THE PROBLEM – Your answer should be every line from the records that contains "arterial".

DATA SUPPLIED –

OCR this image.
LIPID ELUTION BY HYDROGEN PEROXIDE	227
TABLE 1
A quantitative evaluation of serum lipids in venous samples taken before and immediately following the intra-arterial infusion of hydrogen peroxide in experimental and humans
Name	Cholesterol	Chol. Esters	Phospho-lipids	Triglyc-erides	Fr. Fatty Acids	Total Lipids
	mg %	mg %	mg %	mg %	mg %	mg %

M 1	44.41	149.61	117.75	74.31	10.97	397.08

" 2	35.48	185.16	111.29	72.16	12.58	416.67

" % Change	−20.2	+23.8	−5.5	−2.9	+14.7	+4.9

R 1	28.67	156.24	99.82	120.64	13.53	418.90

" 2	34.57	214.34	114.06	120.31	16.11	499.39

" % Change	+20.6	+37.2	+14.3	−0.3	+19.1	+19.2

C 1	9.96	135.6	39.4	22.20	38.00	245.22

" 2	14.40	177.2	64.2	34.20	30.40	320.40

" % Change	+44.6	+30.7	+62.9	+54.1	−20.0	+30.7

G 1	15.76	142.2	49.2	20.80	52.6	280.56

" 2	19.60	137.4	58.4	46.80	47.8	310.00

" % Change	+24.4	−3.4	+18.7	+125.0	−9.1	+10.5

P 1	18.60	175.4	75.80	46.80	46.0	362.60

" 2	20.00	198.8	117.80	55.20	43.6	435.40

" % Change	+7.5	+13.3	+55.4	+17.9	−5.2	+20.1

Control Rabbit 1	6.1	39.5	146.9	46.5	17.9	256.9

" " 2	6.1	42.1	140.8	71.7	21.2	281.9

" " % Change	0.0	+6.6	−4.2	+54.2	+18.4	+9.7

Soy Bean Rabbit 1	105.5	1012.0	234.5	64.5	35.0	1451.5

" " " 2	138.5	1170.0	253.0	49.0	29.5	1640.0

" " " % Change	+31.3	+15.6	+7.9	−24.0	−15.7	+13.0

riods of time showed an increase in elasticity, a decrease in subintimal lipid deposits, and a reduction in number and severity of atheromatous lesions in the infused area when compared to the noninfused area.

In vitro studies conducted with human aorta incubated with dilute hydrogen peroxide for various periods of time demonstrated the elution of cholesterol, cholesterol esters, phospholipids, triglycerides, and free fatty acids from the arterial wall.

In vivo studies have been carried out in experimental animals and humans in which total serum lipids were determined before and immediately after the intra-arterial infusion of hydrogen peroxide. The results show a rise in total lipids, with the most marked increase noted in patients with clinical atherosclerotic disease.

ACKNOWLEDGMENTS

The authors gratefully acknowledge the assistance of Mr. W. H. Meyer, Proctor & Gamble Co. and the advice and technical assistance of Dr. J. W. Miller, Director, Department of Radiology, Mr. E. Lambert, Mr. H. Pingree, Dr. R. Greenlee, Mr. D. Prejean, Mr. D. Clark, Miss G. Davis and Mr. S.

EXERCISE SOLUTION –
A quantitative evaluation of serum lipids in venous samples taken before and immediately following the intra-arterial infusion of hydrogen peroxide in experimental and humans
In vitro studies conducted with human aorta incubated with dilute hydrogen peroxide for various periods of time demonstrated the elution of cholesterol, cholesterol esters, phospholipids, triglycerides, and free fatty acids from the arterial wall.
In vivo studies have been carried out in experimental animals and humans in which total serum lipids were determined before and immediately after the intra-arterial infusion of hydrogen peroxide. The results show a rise in total lipids, with the most marked increase noted in patients with clinical atherosclerotic disease.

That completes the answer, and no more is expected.